● **Written problem**
Every record here needs to be written out again exactly.
## BEGIN
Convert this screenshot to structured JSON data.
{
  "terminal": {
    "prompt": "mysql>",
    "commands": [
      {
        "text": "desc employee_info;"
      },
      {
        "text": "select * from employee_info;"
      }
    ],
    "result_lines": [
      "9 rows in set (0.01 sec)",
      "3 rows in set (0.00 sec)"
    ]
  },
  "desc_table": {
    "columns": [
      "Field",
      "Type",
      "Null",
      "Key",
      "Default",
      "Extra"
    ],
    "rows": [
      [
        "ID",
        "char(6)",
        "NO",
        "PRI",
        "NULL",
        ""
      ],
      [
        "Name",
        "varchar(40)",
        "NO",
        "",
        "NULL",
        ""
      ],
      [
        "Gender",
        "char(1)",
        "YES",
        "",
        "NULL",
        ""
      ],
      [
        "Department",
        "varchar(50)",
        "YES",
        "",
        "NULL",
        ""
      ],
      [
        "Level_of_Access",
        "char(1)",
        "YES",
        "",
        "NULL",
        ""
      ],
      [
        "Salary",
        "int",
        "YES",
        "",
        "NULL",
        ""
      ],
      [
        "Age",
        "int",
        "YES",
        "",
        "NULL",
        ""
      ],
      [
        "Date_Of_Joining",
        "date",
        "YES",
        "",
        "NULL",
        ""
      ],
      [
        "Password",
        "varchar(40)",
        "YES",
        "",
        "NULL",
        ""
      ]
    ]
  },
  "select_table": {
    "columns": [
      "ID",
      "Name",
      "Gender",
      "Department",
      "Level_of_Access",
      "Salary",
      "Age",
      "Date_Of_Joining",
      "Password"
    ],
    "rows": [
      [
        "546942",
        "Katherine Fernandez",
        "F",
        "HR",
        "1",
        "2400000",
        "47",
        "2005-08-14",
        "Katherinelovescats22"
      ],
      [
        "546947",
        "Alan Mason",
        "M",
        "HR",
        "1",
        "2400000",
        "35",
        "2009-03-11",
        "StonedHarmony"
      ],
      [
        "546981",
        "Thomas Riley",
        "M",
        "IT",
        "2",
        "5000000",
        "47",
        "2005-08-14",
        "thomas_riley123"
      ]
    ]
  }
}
## END
● **Complete answer**
Convert this screenshot to structured JSON data.
{
  "terminal": {
    "prompt": "mysql>",
    "commands": [
      {
        "text": "desc employee_info;"
      },
      {
        "text": "select * from employee_info;"
      }
    ],
    "result_lines": [
      "9 rows in set (0.01 sec)",
      "3 rows in set (0.00 sec)"
    ]
  },
  "desc_table": {
    "columns": [
      "Field",
      "Type",
      "Null",
      "Key",
      "Default",
      "Extra"
    ],
    "rows": [
      [
        "ID",
        "char(6)",
        "NO",
        "PRI",
        "NULL",
        ""
      ],
      [
        "Name",
        "varchar(40)",
        "NO",
        "",
        "NULL",
        ""
      ],
      [
        "Gender",
        "char(1)",
        "YES",
        "",
        "NULL",
        ""
      ],
      [
        "Department",
        "varchar(50)",
        "YES",
        "",
        "NULL",
        ""
      ],
      [
        "Level_of_Access",
        "char(1)",
        "YES",
        "",
        "NULL",
        ""
      ],
      [
        "Salary",
        "int",
        "YES",
        "",
        "NULL",
        ""
      ],
      [
        "Age",
        "int",
        "YES",
        "",
        "NULL",
        ""
      ],
      [
        "Date_Of_Joining",
        "date",
        "YES",
        "",
        "NULL",
        ""
      ],
      [
        "Password",
        "varchar(40)",
        "YES",
        "",
        "NULL",
        ""
      ]
    ]
  },
  "select_table": {
    "columns": [
      "ID",
      "Name",
      "Gender",
      "Department",
      "Level_of_Access",
      "Salary",
      "Age",
      "Date_Of_Joining",
      "Password"
    ],
    "rows": [
      [
        "546942",
        "Katherine Fernandez",
        "F",
        "HR",
        "1",
        "2400000",
        "47",
        "2005-08-14",
        "Katherinelovescats22"
      ],
      [
        "546947",
        "Alan Mason",
        "M",
        "HR",
        "1",
        "2400000",
        "35",
        "2009-03-11",
        "StonedHarmony"
      ],
      [
        "546981",
        "Thomas Riley",
        "M",
        "IT",
        "2",
        "5000000",
        "47",
        "2005-08-14",
        "thomas_riley123"
      ]
    ]
  }
}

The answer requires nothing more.